- [EXERCISE DESCRIPTION]: Each entry below is to be given again word for word, with no pictures.

- [THE INPUT]:
****************
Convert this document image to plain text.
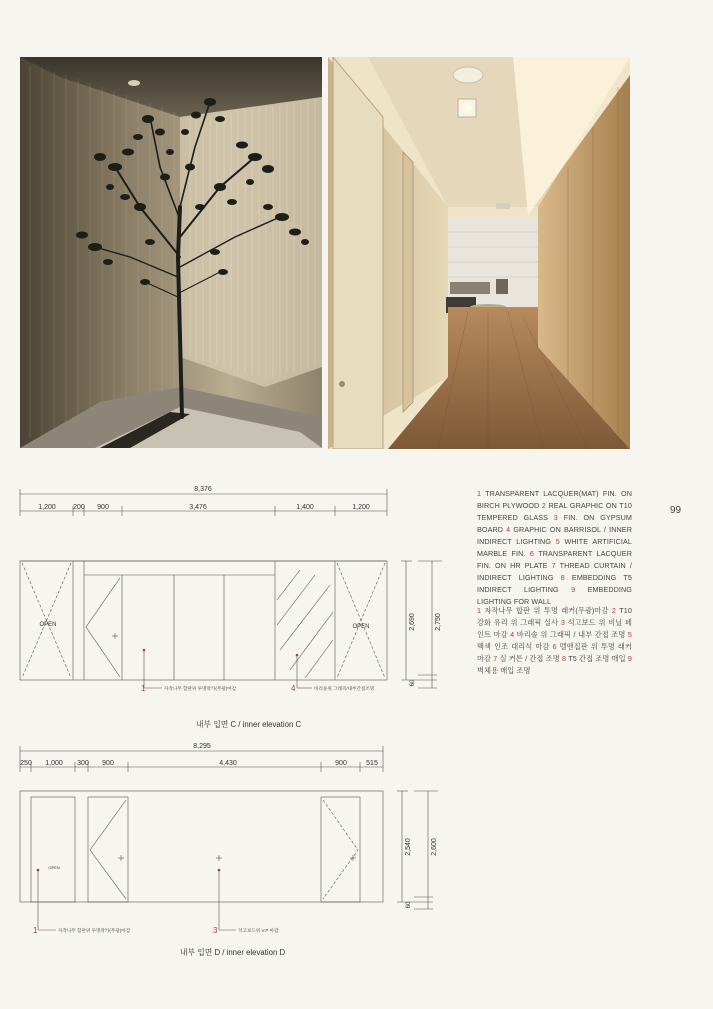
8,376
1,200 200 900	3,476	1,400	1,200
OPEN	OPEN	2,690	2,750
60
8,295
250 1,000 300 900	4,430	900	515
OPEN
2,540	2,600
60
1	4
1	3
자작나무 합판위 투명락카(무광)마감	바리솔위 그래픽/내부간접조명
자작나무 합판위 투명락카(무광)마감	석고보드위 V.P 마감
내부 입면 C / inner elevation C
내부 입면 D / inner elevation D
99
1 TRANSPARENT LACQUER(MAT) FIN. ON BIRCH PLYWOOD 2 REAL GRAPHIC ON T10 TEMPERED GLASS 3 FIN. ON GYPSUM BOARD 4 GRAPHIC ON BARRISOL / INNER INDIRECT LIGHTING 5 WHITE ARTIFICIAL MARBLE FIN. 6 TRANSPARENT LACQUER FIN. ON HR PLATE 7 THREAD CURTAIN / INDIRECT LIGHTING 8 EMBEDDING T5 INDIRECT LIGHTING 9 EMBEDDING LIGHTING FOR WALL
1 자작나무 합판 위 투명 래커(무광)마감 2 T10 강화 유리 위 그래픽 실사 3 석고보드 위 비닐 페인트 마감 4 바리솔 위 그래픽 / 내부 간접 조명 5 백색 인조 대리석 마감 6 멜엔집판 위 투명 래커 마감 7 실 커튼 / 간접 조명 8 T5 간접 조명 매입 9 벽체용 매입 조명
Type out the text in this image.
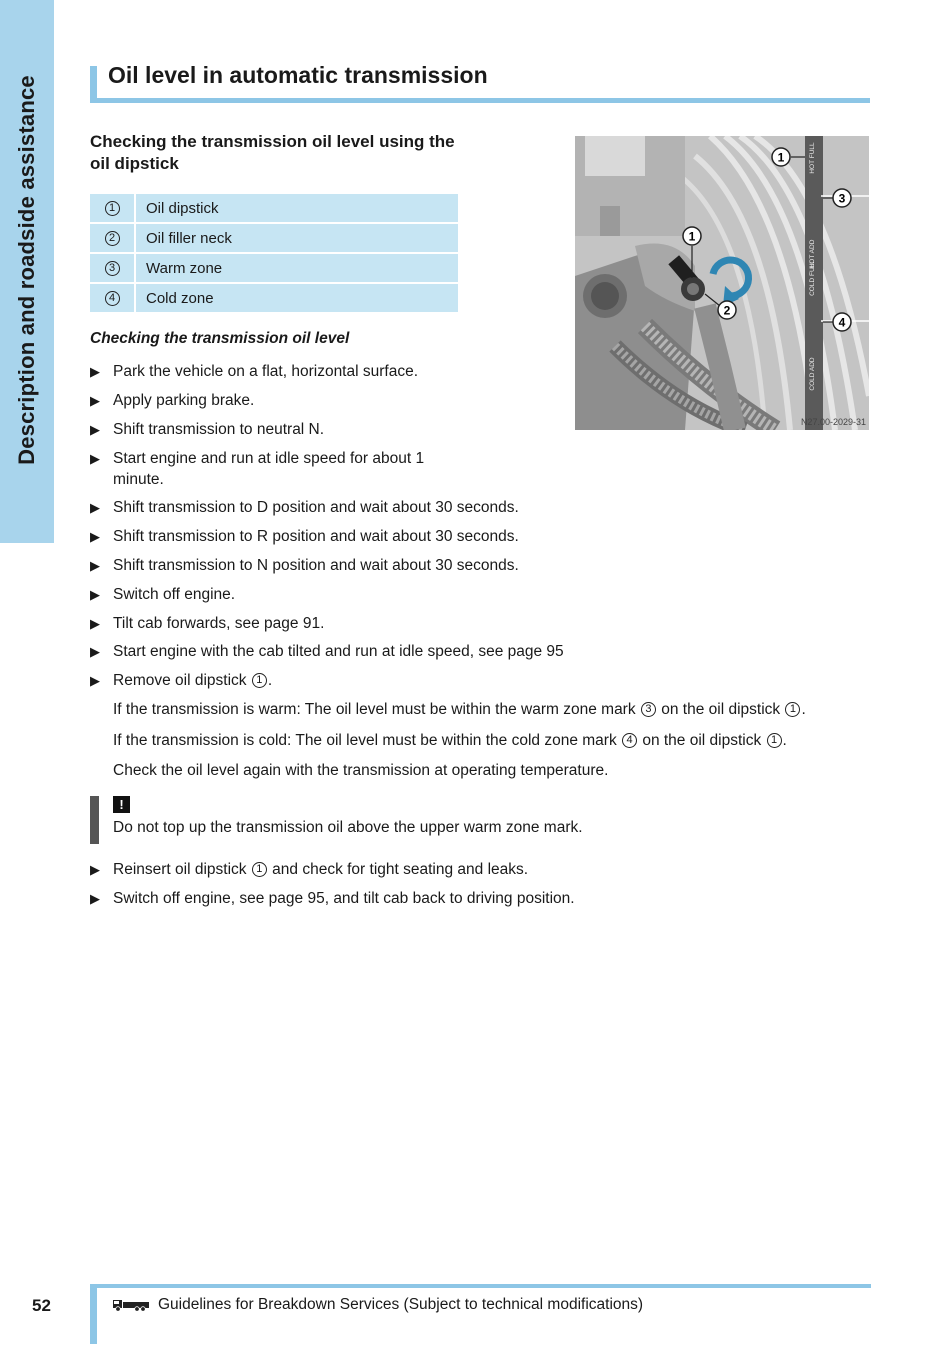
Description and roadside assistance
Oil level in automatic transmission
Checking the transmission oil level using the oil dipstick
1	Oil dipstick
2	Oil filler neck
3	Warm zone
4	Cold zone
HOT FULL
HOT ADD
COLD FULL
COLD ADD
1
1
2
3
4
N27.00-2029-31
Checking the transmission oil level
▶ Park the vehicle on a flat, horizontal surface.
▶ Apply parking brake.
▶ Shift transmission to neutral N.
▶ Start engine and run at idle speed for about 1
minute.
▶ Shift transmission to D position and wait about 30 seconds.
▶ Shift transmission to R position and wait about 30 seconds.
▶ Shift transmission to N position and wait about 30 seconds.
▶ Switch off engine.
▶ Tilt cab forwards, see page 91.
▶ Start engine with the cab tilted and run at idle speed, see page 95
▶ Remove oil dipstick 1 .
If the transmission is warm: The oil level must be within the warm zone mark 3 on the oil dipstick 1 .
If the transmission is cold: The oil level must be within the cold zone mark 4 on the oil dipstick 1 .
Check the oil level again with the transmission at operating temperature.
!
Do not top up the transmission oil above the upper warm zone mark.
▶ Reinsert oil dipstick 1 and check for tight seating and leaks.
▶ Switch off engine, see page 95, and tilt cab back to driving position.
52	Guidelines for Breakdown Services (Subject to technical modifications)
****************
- [ANSWER TO THE TASK]:
Convert this document image to plain text.
8,376
1,200 200 900	3,476	1,400	1,200
OPEN	OPEN	2,690	2,750
60
8,295
250 1,000 300 900	4,430	900	515
OPEN
2,540	2,600
60
1	4
1	3
자작나무 합판위 투명락카(무광)마감	바리솔위 그래픽/내부간접조명
자작나무 합판위 투명락카(무광)마감	석고보드위 V.P 마감
내부 입면 C / inner elevation C
내부 입면 D / inner elevation D
99
1 TRANSPARENT LACQUER(MAT) FIN. ON BIRCH PLYWOOD 2 REAL GRAPHIC ON T10 TEMPERED GLASS 3 FIN. ON GYPSUM BOARD 4 GRAPHIC ON BARRISOL / INNER INDIRECT LIGHTING 5 WHITE ARTIFICIAL MARBLE FIN. 6 TRANSPARENT LACQUER FIN. ON HR PLATE 7 THREAD CURTAIN / INDIRECT LIGHTING 8 EMBEDDING T5 INDIRECT LIGHTING 9 EMBEDDING LIGHTING FOR WALL
1 자작나무 합판 위 투명 래커(무광)마감 2 T10 강화 유리 위 그래픽 실사 3 석고보드 위 비닐 페인트 마감 4 바리솔 위 그래픽 / 내부 간접 조명 5 백색 인조 대리석 마감 6 멜엔집판 위 투명 래커 마감 7 실 커튼 / 간접 조명 8 T5 간접 조명 매입 9 벽체용 매입 조명
Type out the text in this image.
Description and roadside assistance
Oil level in automatic transmission
Checking the transmission oil level using the oil dipstick
1	Oil dipstick
2	Oil filler neck
3	Warm zone
4	Cold zone
HOT FULL
HOT ADD
COLD FULL
COLD ADD
1
1
2
3
4
N27.00-2029-31
Checking the transmission oil level
▶ Park the vehicle on a flat, horizontal surface.
▶ Apply parking brake.
▶ Shift transmission to neutral N.
▶ Start engine and run at idle speed for about 1
minute.
▶ Shift transmission to D position and wait about 30 seconds.
▶ Shift transmission to R position and wait about 30 seconds.
▶ Shift transmission to N position and wait about 30 seconds.
▶ Switch off engine.
▶ Tilt cab forwards, see page 91.
▶ Start engine with the cab tilted and run at idle speed, see page 95
▶ Remove oil dipstick 1 .
If the transmission is warm: The oil level must be within the warm zone mark 3 on the oil dipstick 1 .
If the transmission is cold: The oil level must be within the cold zone mark 4 on the oil dipstick 1 .
Check the oil level again with the transmission at operating temperature.
!
Do not top up the transmission oil above the upper warm zone mark.
▶ Reinsert oil dipstick 1 and check for tight seating and leaks.
▶ Switch off engine, see page 95, and tilt cab back to driving position.
52	Guidelines for Breakdown Services (Subject to technical modifications)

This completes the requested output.